Give all of the lines again, with nothing added or dropped.

-- start --

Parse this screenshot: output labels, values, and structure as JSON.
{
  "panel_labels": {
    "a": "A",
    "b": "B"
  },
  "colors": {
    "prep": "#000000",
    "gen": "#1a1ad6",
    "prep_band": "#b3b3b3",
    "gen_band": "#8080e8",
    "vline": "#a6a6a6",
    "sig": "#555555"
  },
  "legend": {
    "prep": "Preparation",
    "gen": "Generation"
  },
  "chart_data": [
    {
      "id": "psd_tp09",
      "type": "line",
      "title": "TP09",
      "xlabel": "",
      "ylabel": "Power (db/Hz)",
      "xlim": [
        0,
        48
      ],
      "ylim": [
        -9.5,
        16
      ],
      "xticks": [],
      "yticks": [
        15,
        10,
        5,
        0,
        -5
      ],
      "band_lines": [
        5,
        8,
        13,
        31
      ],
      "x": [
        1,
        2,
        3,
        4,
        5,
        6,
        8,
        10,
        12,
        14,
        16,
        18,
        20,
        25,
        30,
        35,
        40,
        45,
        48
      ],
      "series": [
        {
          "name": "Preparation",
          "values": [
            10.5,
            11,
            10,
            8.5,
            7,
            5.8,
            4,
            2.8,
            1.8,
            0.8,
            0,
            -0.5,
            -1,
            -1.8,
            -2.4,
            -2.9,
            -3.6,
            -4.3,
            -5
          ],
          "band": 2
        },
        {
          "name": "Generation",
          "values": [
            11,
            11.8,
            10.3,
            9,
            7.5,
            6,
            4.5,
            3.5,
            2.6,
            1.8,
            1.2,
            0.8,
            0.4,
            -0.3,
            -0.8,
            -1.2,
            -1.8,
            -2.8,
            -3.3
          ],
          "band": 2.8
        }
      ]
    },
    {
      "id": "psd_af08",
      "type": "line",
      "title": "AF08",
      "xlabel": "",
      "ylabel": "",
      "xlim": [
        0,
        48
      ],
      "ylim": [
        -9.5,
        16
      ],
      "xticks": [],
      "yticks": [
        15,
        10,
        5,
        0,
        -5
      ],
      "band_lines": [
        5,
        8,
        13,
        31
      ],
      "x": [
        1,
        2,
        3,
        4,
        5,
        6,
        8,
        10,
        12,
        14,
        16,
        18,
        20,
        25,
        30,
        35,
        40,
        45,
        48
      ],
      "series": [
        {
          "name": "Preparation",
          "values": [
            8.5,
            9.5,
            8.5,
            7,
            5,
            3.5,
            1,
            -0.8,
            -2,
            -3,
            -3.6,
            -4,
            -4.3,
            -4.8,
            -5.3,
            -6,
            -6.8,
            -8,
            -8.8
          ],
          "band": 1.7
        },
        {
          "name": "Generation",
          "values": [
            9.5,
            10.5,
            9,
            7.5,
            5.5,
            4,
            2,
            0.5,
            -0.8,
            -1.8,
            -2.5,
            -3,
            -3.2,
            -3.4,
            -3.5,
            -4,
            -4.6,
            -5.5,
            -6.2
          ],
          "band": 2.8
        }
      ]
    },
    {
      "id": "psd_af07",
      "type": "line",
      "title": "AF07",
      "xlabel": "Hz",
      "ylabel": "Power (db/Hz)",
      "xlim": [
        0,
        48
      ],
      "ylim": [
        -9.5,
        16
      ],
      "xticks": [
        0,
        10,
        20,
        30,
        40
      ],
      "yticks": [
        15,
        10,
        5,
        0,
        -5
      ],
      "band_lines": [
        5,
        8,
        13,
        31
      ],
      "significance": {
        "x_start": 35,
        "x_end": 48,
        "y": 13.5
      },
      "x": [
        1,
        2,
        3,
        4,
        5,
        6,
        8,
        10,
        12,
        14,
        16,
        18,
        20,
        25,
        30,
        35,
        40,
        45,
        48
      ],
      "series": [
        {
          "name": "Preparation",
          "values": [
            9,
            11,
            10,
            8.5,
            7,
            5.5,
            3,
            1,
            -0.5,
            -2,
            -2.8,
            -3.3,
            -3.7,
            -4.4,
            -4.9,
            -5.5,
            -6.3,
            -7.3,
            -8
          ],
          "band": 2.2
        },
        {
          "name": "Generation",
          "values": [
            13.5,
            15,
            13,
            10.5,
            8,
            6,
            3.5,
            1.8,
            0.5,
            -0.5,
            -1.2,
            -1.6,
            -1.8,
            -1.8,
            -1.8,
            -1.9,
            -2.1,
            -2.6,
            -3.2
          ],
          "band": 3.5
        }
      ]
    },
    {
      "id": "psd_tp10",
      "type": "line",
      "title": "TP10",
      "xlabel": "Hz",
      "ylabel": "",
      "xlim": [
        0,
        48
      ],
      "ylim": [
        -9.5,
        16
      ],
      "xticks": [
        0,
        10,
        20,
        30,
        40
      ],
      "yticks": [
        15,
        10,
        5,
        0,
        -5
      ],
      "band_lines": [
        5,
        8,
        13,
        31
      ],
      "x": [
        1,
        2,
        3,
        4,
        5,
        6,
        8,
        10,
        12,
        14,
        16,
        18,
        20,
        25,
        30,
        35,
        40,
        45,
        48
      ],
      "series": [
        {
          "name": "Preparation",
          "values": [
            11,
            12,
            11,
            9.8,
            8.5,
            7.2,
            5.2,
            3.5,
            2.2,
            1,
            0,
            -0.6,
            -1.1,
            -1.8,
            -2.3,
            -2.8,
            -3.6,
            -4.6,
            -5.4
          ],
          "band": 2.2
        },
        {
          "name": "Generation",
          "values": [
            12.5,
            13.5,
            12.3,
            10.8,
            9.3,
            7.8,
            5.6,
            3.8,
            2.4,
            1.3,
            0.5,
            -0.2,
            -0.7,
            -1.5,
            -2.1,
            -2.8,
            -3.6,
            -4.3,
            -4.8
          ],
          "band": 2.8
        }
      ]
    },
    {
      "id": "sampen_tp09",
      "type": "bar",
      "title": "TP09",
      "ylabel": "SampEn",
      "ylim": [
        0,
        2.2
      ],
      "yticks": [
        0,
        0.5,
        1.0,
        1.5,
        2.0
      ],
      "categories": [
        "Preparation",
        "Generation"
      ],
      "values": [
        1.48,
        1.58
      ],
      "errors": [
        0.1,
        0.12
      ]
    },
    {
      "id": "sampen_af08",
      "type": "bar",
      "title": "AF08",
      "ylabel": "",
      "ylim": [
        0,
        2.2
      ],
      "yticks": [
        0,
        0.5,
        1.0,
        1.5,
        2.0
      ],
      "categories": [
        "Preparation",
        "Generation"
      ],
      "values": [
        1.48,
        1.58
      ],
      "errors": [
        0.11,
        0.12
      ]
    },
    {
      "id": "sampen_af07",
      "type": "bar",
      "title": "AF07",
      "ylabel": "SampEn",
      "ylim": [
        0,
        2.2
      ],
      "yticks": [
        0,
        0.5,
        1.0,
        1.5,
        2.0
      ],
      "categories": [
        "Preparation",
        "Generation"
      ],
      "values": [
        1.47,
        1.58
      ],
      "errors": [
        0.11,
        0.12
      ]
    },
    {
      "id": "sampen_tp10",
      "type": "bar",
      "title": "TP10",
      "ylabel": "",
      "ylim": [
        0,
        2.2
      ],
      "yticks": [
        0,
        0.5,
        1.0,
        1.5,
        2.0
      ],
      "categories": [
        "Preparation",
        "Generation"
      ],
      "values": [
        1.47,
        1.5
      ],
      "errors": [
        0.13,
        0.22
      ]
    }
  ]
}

-- end --

**Problem solution:**
Parse this screenshot: output labels, values, and structure as JSON.
{
  "panel_labels": {
    "a": "A",
    "b": "B"
  },
  "colors": {
    "prep": "#000000",
    "gen": "#1a1ad6",
    "prep_band": "#b3b3b3",
    "gen_band": "#8080e8",
    "vline": "#a6a6a6",
    "sig": "#555555"
  },
  "legend": {
    "prep": "Preparation",
    "gen": "Generation"
  },
  "chart_data": [
    {
      "id": "psd_tp09",
      "type": "line",
      "title": "TP09",
      "xlabel": "",
      "ylabel": "Power (db/Hz)",
      "xlim": [
        0,
        48
      ],
      "ylim": [
        -9.5,
        16
      ],
      "xticks": [],
      "yticks": [
        15,
        10,
        5,
        0,
        -5
      ],
      "band_lines": [
        5,
        8,
        13,
        31
      ],
      "x": [
        1,
        2,
        3,
        4,
        5,
        6,
        8,
        10,
        12,
        14,
        16,
        18,
        20,
        25,
        30,
        35,
        40,
        45,
        48
      ],
      "series": [
        {
          "name": "Preparation",
          "values": [
            10.5,
            11,
            10,
            8.5,
            7,
            5.8,
            4,
            2.8,
            1.8,
            0.8,
            0,
            -0.5,
            -1,
            -1.8,
            -2.4,
            -2.9,
            -3.6,
            -4.3,
            -5
          ],
          "band": 2
        },
        {
          "name": "Generation",
          "values": [
            11,
            11.8,
            10.3,
            9,
            7.5,
            6,
            4.5,
            3.5,
            2.6,
            1.8,
            1.2,
            0.8,
            0.4,
            -0.3,
            -0.8,
            -1.2,
            -1.8,
            -2.8,
            -3.3
          ],
          "band": 2.8
        }
      ]
    },
    {
      "id": "psd_af08",
      "type": "line",
      "title": "AF08",
      "xlabel": "",
      "ylabel": "",
      "xlim": [
        0,
        48
      ],
      "ylim": [
        -9.5,
        16
      ],
      "xticks": [],
      "yticks": [
        15,
        10,
        5,
        0,
        -5
      ],
      "band_lines": [
        5,
        8,
        13,
        31
      ],
      "x": [
        1,
        2,
        3,
        4,
        5,
        6,
        8,
        10,
        12,
        14,
        16,
        18,
        20,
        25,
        30,
        35,
        40,
        45,
        48
      ],
      "series": [
        {
          "name": "Preparation",
          "values": [
            8.5,
            9.5,
            8.5,
            7,
            5,
            3.5,
            1,
            -0.8,
            -2,
            -3,
            -3.6,
            -4,
            -4.3,
            -4.8,
            -5.3,
            -6,
            -6.8,
            -8,
            -8.8
          ],
          "band": 1.7
        },
        {
          "name": "Generation",
          "values": [
            9.5,
            10.5,
            9,
            7.5,
            5.5,
            4,
            2,
            0.5,
            -0.8,
            -1.8,
            -2.5,
            -3,
            -3.2,
            -3.4,
            -3.5,
            -4,
            -4.6,
            -5.5,
            -6.2
          ],
          "band": 2.8
        }
      ]
    },
    {
      "id": "psd_af07",
      "type": "line",
      "title": "AF07",
      "xlabel": "Hz",
      "ylabel": "Power (db/Hz)",
      "xlim": [
        0,
        48
      ],
      "ylim": [
        -9.5,
        16
      ],
      "xticks": [
        0,
        10,
        20,
        30,
        40
      ],
      "yticks": [
        15,
        10,
        5,
        0,
        -5
      ],
      "band_lines": [
        5,
        8,
        13,
        31
      ],
      "significance": {
        "x_start": 35,
        "x_end": 48,
        "y": 13.5
      },
      "x": [
        1,
        2,
        3,
        4,
        5,
        6,
        8,
        10,
        12,
        14,
        16,
        18,
        20,
        25,
        30,
        35,
        40,
        45,
        48
      ],
      "series": [
        {
          "name": "Preparation",
          "values": [
            9,
            11,
            10,
            8.5,
            7,
            5.5,
            3,
            1,
            -0.5,
            -2,
            -2.8,
            -3.3,
            -3.7,
            -4.4,
            -4.9,
            -5.5,
            -6.3,
            -7.3,
            -8
          ],
          "band": 2.2
        },
        {
          "name": "Generation",
          "values": [
            13.5,
            15,
            13,
            10.5,
            8,
            6,
            3.5,
            1.8,
            0.5,
            -0.5,
            -1.2,
            -1.6,
            -1.8,
            -1.8,
            -1.8,
            -1.9,
            -2.1,
            -2.6,
            -3.2
          ],
          "band": 3.5
        }
      ]
    },
    {
      "id": "psd_tp10",
      "type": "line",
      "title": "TP10",
      "xlabel": "Hz",
      "ylabel": "",
      "xlim": [
        0,
        48
      ],
      "ylim": [
        -9.5,
        16
      ],
      "xticks": [
        0,
        10,
        20,
        30,
        40
      ],
      "yticks": [
        15,
        10,
        5,
        0,
        -5
      ],
      "band_lines": [
        5,
        8,
        13,
        31
      ],
      "x": [
        1,
        2,
        3,
        4,
        5,
        6,
        8,
        10,
        12,
        14,
        16,
        18,
        20,
        25,
        30,
        35,
        40,
        45,
        48
      ],
      "series": [
        {
          "name": "Preparation",
          "values": [
            11,
            12,
            11,
            9.8,
            8.5,
            7.2,
            5.2,
            3.5,
            2.2,
            1,
            0,
            -0.6,
            -1.1,
            -1.8,
            -2.3,
            -2.8,
            -3.6,
            -4.6,
            -5.4
          ],
          "band": 2.2
        },
        {
          "name": "Generation",
          "values": [
            12.5,
            13.5,
            12.3,
            10.8,
            9.3,
            7.8,
            5.6,
            3.8,
            2.4,
            1.3,
            0.5,
            -0.2,
            -0.7,
            -1.5,
            -2.1,
            -2.8,
            -3.6,
            -4.3,
            -4.8
          ],
          "band": 2.8
        }
      ]
    },
    {
      "id": "sampen_tp09",
      "type": "bar",
      "title": "TP09",
      "ylabel": "SampEn",
      "ylim": [
        0,
        2.2
      ],
      "yticks": [
        0,
        0.5,
        1.0,
        1.5,
        2.0
      ],
      "categories": [
        "Preparation",
        "Generation"
      ],
      "values": [
        1.48,
        1.58
      ],
      "errors": [
        0.1,
        0.12
      ]
    },
    {
      "id": "sampen_af08",
      "type": "bar",
      "title": "AF08",
      "ylabel": "",
      "ylim": [
        0,
        2.2
      ],
      "yticks": [
        0,
        0.5,
        1.0,
        1.5,
        2.0
      ],
      "categories": [
        "Preparation",
        "Generation"
      ],
      "values": [
        1.48,
        1.58
      ],
      "errors": [
        0.11,
        0.12
      ]
    },
    {
      "id": "sampen_af07",
      "type": "bar",
      "title": "AF07",
      "ylabel": "SampEn",
      "ylim": [
        0,
        2.2
      ],
      "yticks": [
        0,
        0.5,
        1.0,
        1.5,
        2.0
      ],
      "categories": [
        "Preparation",
        "Generation"
      ],
      "values": [
        1.47,
        1.58
      ],
      "errors": [
        0.11,
        0.12
      ]
    },
    {
      "id": "sampen_tp10",
      "type": "bar",
      "title": "TP10",
      "ylabel": "",
      "ylim": [
        0,
        2.2
      ],
      "yticks": [
        0,
        0.5,
        1.0,
        1.5,
        2.0
      ],
      "categories": [
        "Preparation",
        "Generation"
      ],
      "values": [
        1.47,
        1.5
      ],
      "errors": [
        0.13,
        0.22
      ]
    }
  ]
}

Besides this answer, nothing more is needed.